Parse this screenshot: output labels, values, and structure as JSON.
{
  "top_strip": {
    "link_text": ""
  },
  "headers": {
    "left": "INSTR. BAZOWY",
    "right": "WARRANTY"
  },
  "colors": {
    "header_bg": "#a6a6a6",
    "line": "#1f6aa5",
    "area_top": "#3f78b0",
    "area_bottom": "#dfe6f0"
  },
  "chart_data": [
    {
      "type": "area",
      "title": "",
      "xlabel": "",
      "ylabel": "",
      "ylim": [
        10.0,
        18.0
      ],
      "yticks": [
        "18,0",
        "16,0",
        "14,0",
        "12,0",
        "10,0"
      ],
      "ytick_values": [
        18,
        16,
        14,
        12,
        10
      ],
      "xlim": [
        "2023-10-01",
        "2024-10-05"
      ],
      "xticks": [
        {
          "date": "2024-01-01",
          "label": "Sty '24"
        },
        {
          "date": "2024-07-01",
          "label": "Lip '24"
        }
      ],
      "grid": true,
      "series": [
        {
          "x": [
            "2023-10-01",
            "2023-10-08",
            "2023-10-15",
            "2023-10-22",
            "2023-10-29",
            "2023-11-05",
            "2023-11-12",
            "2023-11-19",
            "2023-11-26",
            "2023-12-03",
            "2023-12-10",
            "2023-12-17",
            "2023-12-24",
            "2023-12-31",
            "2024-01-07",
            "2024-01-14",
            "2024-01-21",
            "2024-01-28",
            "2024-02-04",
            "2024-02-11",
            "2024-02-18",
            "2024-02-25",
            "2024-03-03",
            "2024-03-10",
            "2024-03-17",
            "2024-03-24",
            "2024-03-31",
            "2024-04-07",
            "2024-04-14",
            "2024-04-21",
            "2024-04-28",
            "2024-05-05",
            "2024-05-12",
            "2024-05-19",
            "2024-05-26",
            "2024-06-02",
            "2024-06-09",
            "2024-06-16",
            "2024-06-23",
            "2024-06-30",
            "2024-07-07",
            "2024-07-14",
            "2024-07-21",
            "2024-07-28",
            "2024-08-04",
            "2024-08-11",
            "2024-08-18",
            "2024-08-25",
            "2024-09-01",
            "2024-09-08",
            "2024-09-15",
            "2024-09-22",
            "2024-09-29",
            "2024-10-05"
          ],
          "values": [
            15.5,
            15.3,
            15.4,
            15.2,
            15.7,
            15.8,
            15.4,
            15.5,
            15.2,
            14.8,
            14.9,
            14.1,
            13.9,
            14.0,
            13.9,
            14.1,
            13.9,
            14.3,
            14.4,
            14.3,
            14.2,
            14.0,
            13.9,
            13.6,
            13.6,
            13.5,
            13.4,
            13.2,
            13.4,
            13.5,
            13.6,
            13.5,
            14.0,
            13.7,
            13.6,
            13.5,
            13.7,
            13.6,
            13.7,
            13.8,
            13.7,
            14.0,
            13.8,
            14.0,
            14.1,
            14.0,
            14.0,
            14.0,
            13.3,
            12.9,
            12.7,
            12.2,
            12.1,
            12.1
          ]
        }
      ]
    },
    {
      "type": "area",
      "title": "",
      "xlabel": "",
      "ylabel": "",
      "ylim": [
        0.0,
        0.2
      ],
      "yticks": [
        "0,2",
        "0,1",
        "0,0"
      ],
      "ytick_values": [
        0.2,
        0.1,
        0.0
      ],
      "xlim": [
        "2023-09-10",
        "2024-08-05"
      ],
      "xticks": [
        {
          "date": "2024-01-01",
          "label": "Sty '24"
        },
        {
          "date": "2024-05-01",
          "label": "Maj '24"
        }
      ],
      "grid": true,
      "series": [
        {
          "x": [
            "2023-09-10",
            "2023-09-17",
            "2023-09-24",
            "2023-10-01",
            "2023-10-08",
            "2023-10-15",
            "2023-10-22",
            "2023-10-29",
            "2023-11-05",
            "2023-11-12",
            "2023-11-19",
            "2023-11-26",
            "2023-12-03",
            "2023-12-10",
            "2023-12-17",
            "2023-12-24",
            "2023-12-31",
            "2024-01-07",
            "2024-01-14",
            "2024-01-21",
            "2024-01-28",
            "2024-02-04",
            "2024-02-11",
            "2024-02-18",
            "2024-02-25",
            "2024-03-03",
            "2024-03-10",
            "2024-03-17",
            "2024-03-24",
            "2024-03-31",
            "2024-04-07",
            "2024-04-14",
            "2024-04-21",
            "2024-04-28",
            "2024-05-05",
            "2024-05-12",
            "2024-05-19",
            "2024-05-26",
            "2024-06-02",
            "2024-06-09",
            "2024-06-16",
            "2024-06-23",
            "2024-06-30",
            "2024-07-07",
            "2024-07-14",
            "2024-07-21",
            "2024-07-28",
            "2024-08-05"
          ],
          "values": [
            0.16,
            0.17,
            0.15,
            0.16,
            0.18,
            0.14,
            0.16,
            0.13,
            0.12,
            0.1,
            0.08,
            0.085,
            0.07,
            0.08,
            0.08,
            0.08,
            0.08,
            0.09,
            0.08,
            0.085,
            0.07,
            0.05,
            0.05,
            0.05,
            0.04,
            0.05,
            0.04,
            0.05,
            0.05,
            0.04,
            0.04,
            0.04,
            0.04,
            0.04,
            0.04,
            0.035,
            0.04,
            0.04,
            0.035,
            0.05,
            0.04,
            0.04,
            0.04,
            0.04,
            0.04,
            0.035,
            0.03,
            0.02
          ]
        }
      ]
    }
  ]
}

- INSTRUCTIONS FOR THE TASK: Each entry above needs to be retyped exactly.

- ANSWER TO THIS EXERCISE:
Parse this screenshot: output labels, values, and structure as JSON.
{
  "top_strip": {
    "link_text": ""
  },
  "headers": {
    "left": "INSTR. BAZOWY",
    "right": "WARRANTY"
  },
  "colors": {
    "header_bg": "#a6a6a6",
    "line": "#1f6aa5",
    "area_top": "#3f78b0",
    "area_bottom": "#dfe6f0"
  },
  "chart_data": [
    {
      "type": "area",
      "title": "",
      "xlabel": "",
      "ylabel": "",
      "ylim": [
        10.0,
        18.0
      ],
      "yticks": [
        "18,0",
        "16,0",
        "14,0",
        "12,0",
        "10,0"
      ],
      "ytick_values": [
        18,
        16,
        14,
        12,
        10
      ],
      "xlim": [
        "2023-10-01",
        "2024-10-05"
      ],
      "xticks": [
        {
          "date": "2024-01-01",
          "label": "Sty '24"
        },
        {
          "date": "2024-07-01",
          "label": "Lip '24"
        }
      ],
      "grid": true,
      "series": [
        {
          "x": [
            "2023-10-01",
            "2023-10-08",
            "2023-10-15",
            "2023-10-22",
            "2023-10-29",
            "2023-11-05",
            "2023-11-12",
            "2023-11-19",
            "2023-11-26",
            "2023-12-03",
            "2023-12-10",
            "2023-12-17",
            "2023-12-24",
            "2023-12-31",
            "2024-01-07",
            "2024-01-14",
            "2024-01-21",
            "2024-01-28",
            "2024-02-04",
            "2024-02-11",
            "2024-02-18",
            "2024-02-25",
            "2024-03-03",
            "2024-03-10",
            "2024-03-17",
            "2024-03-24",
            "2024-03-31",
            "2024-04-07",
            "2024-04-14",
            "2024-04-21",
            "2024-04-28",
            "2024-05-05",
            "2024-05-12",
            "2024-05-19",
            "2024-05-26",
            "2024-06-02",
            "2024-06-09",
            "2024-06-16",
            "2024-06-23",
            "2024-06-30",
            "2024-07-07",
            "2024-07-14",
            "2024-07-21",
            "2024-07-28",
            "2024-08-04",
            "2024-08-11",
            "2024-08-18",
            "2024-08-25",
            "2024-09-01",
            "2024-09-08",
            "2024-09-15",
            "2024-09-22",
            "2024-09-29",
            "2024-10-05"
          ],
          "values": [
            15.5,
            15.3,
            15.4,
            15.2,
            15.7,
            15.8,
            15.4,
            15.5,
            15.2,
            14.8,
            14.9,
            14.1,
            13.9,
            14.0,
            13.9,
            14.1,
            13.9,
            14.3,
            14.4,
            14.3,
            14.2,
            14.0,
            13.9,
            13.6,
            13.6,
            13.5,
            13.4,
            13.2,
            13.4,
            13.5,
            13.6,
            13.5,
            14.0,
            13.7,
            13.6,
            13.5,
            13.7,
            13.6,
            13.7,
            13.8,
            13.7,
            14.0,
            13.8,
            14.0,
            14.1,
            14.0,
            14.0,
            14.0,
            13.3,
            12.9,
            12.7,
            12.2,
            12.1,
            12.1
          ]
        }
      ]
    },
    {
      "type": "area",
      "title": "",
      "xlabel": "",
      "ylabel": "",
      "ylim": [
        0.0,
        0.2
      ],
      "yticks": [
        "0,2",
        "0,1",
        "0,0"
      ],
      "ytick_values": [
        0.2,
        0.1,
        0.0
      ],
      "xlim": [
        "2023-09-10",
        "2024-08-05"
      ],
      "xticks": [
        {
          "date": "2024-01-01",
          "label": "Sty '24"
        },
        {
          "date": "2024-05-01",
          "label": "Maj '24"
        }
      ],
      "grid": true,
      "series": [
        {
          "x": [
            "2023-09-10",
            "2023-09-17",
            "2023-09-24",
            "2023-10-01",
            "2023-10-08",
            "2023-10-15",
            "2023-10-22",
            "2023-10-29",
            "2023-11-05",
            "2023-11-12",
            "2023-11-19",
            "2023-11-26",
            "2023-12-03",
            "2023-12-10",
            "2023-12-17",
            "2023-12-24",
            "2023-12-31",
            "2024-01-07",
            "2024-01-14",
            "2024-01-21",
            "2024-01-28",
            "2024-02-04",
            "2024-02-11",
            "2024-02-18",
            "2024-02-25",
            "2024-03-03",
            "2024-03-10",
            "2024-03-17",
            "2024-03-24",
            "2024-03-31",
            "2024-04-07",
            "2024-04-14",
            "2024-04-21",
            "2024-04-28",
            "2024-05-05",
            "2024-05-12",
            "2024-05-19",
            "2024-05-26",
            "2024-06-02",
            "2024-06-09",
            "2024-06-16",
            "2024-06-23",
            "2024-06-30",
            "2024-07-07",
            "2024-07-14",
            "2024-07-21",
            "2024-07-28",
            "2024-08-05"
          ],
          "values": [
            0.16,
            0.17,
            0.15,
            0.16,
            0.18,
            0.14,
            0.16,
            0.13,
            0.12,
            0.1,
            0.08,
            0.085,
            0.07,
            0.08,
            0.08,
            0.08,
            0.08,
            0.09,
            0.08,
            0.085,
            0.07,
            0.05,
            0.05,
            0.05,
            0.04,
            0.05,
            0.04,
            0.05,
            0.05,
            0.04,
            0.04,
            0.04,
            0.04,
            0.04,
            0.04,
            0.035,
            0.04,
            0.04,
            0.035,
            0.05,
            0.04,
            0.04,
            0.04,
            0.04,
            0.04,
            0.035,
            0.03,
            0.02
          ]
        }
      ]
    }
  ]
}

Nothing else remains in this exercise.